▸ **DESCRIPTION OF THE TASK**
Give back the entire listing verbatim.

(Recorded data)
····················

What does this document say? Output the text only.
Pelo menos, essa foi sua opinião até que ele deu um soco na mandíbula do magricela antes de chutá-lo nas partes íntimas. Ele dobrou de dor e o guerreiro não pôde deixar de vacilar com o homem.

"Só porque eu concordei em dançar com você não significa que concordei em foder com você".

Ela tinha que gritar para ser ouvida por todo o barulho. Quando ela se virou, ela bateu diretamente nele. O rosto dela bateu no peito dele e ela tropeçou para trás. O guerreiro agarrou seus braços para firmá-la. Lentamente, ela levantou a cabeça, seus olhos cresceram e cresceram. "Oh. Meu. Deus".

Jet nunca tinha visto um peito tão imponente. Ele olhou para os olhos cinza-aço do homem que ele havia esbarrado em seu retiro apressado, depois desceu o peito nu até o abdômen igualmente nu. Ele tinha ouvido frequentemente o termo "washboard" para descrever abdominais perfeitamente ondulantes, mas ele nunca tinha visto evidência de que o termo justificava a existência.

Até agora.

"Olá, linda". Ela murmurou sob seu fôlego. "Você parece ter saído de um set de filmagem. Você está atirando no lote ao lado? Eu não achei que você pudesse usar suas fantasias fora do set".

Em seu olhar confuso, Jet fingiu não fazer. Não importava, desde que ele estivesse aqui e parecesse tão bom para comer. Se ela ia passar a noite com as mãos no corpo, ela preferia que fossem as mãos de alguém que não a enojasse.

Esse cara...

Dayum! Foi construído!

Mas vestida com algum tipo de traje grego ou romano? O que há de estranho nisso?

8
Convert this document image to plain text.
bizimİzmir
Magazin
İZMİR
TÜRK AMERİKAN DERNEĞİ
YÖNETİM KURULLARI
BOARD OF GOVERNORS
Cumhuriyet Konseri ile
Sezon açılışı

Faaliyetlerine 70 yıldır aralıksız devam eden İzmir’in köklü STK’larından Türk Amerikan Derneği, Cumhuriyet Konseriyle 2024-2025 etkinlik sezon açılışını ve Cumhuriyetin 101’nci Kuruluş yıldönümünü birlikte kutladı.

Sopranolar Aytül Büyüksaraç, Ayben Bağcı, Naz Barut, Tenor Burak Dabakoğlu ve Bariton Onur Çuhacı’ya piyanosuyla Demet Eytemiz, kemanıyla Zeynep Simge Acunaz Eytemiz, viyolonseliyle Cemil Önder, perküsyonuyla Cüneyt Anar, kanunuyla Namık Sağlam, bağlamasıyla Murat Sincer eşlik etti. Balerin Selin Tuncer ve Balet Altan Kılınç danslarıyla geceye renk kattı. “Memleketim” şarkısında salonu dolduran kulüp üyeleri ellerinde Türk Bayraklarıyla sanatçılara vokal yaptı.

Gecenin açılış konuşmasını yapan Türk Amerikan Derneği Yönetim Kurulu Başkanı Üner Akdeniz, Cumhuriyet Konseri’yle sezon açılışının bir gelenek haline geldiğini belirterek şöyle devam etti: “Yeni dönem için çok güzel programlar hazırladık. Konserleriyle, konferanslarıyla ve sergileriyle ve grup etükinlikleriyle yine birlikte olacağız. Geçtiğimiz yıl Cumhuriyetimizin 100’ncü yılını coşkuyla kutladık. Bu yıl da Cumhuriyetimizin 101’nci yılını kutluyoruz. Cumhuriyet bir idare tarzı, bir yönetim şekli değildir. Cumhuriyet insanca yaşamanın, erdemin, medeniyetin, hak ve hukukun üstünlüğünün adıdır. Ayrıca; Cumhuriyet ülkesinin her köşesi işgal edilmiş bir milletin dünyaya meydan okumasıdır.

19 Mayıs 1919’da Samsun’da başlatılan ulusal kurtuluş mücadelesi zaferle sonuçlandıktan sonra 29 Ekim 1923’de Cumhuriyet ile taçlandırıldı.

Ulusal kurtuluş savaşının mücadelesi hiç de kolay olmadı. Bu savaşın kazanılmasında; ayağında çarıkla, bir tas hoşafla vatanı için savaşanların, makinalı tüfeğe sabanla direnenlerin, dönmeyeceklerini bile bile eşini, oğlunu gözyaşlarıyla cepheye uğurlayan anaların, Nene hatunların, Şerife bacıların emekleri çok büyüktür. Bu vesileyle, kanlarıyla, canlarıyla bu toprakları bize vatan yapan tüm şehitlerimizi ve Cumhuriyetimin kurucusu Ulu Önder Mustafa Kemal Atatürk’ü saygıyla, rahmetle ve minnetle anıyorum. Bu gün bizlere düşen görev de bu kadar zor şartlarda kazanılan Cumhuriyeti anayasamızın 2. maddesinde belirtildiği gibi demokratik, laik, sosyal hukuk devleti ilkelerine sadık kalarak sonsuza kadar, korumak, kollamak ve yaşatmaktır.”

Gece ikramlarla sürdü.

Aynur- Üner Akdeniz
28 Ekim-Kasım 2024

····················

▸ **FINAL ANSWER**
What does this document say? Output the text only.
Pelo menos, essa foi sua opinião até que ele deu um soco na mandíbula do magricela antes de chutá-lo nas partes íntimas. Ele dobrou de dor e o guerreiro não pôde deixar de vacilar com o homem.

"Só porque eu concordei em dançar com você não significa que concordei em foder com você".

Ela tinha que gritar para ser ouvida por todo o barulho. Quando ela se virou, ela bateu diretamente nele. O rosto dela bateu no peito dele e ela tropeçou para trás. O guerreiro agarrou seus braços para firmá-la. Lentamente, ela levantou a cabeça, seus olhos cresceram e cresceram. "Oh. Meu. Deus".

Jet nunca tinha visto um peito tão imponente. Ele olhou para os olhos cinza-aço do homem que ele havia esbarrado em seu retiro apressado, depois desceu o peito nu até o abdômen igualmente nu. Ele tinha ouvido frequentemente o termo "washboard" para descrever abdominais perfeitamente ondulantes, mas ele nunca tinha visto evidência de que o termo justificava a existência.

Até agora.

"Olá, linda". Ela murmurou sob seu fôlego. "Você parece ter saído de um set de filmagem. Você está atirando no lote ao lado? Eu não achei que você pudesse usar suas fantasias fora do set".

Em seu olhar confuso, Jet fingiu não fazer. Não importava, desde que ele estivesse aqui e parecesse tão bom para comer. Se ela ia passar a noite com as mãos no corpo, ela preferia que fossem as mãos de alguém que não a enojasse.

Esse cara...

Dayum! Foi construído!

Mas vestida com algum tipo de traje grego ou romano? O que há de estranho nisso?

8
Convert this document image to plain text.
bizimİzmir
Magazin
İZMİR
TÜRK AMERİKAN DERNEĞİ
YÖNETİM KURULLARI
BOARD OF GOVERNORS
Cumhuriyet Konseri ile
Sezon açılışı

Faaliyetlerine 70 yıldır aralıksız devam eden İzmir’in köklü STK’larından Türk Amerikan Derneği, Cumhuriyet Konseriyle 2024-2025 etkinlik sezon açılışını ve Cumhuriyetin 101’nci Kuruluş yıldönümünü birlikte kutladı.

Sopranolar Aytül Büyüksaraç, Ayben Bağcı, Naz Barut, Tenor Burak Dabakoğlu ve Bariton Onur Çuhacı’ya piyanosuyla Demet Eytemiz, kemanıyla Zeynep Simge Acunaz Eytemiz, viyolonseliyle Cemil Önder, perküsyonuyla Cüneyt Anar, kanunuyla Namık Sağlam, bağlamasıyla Murat Sincer eşlik etti. Balerin Selin Tuncer ve Balet Altan Kılınç danslarıyla geceye renk kattı. “Memleketim” şarkısında salonu dolduran kulüp üyeleri ellerinde Türk Bayraklarıyla sanatçılara vokal yaptı.

Gecenin açılış konuşmasını yapan Türk Amerikan Derneği Yönetim Kurulu Başkanı Üner Akdeniz, Cumhuriyet Konseri’yle sezon açılışının bir gelenek haline geldiğini belirterek şöyle devam etti: “Yeni dönem için çok güzel programlar hazırladık. Konserleriyle, konferanslarıyla ve sergileriyle ve grup etükinlikleriyle yine birlikte olacağız. Geçtiğimiz yıl Cumhuriyetimizin 100’ncü yılını coşkuyla kutladık. Bu yıl da Cumhuriyetimizin 101’nci yılını kutluyoruz. Cumhuriyet bir idare tarzı, bir yönetim şekli değildir. Cumhuriyet insanca yaşamanın, erdemin, medeniyetin, hak ve hukukun üstünlüğünün adıdır. Ayrıca; Cumhuriyet ülkesinin her köşesi işgal edilmiş bir milletin dünyaya meydan okumasıdır.

19 Mayıs 1919’da Samsun’da başlatılan ulusal kurtuluş mücadelesi zaferle sonuçlandıktan sonra 29 Ekim 1923’de Cumhuriyet ile taçlandırıldı.

Ulusal kurtuluş savaşının mücadelesi hiç de kolay olmadı. Bu savaşın kazanılmasında; ayağında çarıkla, bir tas hoşafla vatanı için savaşanların, makinalı tüfeğe sabanla direnenlerin, dönmeyeceklerini bile bile eşini, oğlunu gözyaşlarıyla cepheye uğurlayan anaların, Nene hatunların, Şerife bacıların emekleri çok büyüktür. Bu vesileyle, kanlarıyla, canlarıyla bu toprakları bize vatan yapan tüm şehitlerimizi ve Cumhuriyetimin kurucusu Ulu Önder Mustafa Kemal Atatürk’ü saygıyla, rahmetle ve minnetle anıyorum. Bu gün bizlere düşen görev de bu kadar zor şartlarda kazanılan Cumhuriyeti anayasamızın 2. maddesinde belirtildiği gibi demokratik, laik, sosyal hukuk devleti ilkelerine sadık kalarak sonsuza kadar, korumak, kollamak ve yaşatmaktır.”

Gece ikramlarla sürdü.

Aynur- Üner Akdeniz
28 Ekim-Kasım 2024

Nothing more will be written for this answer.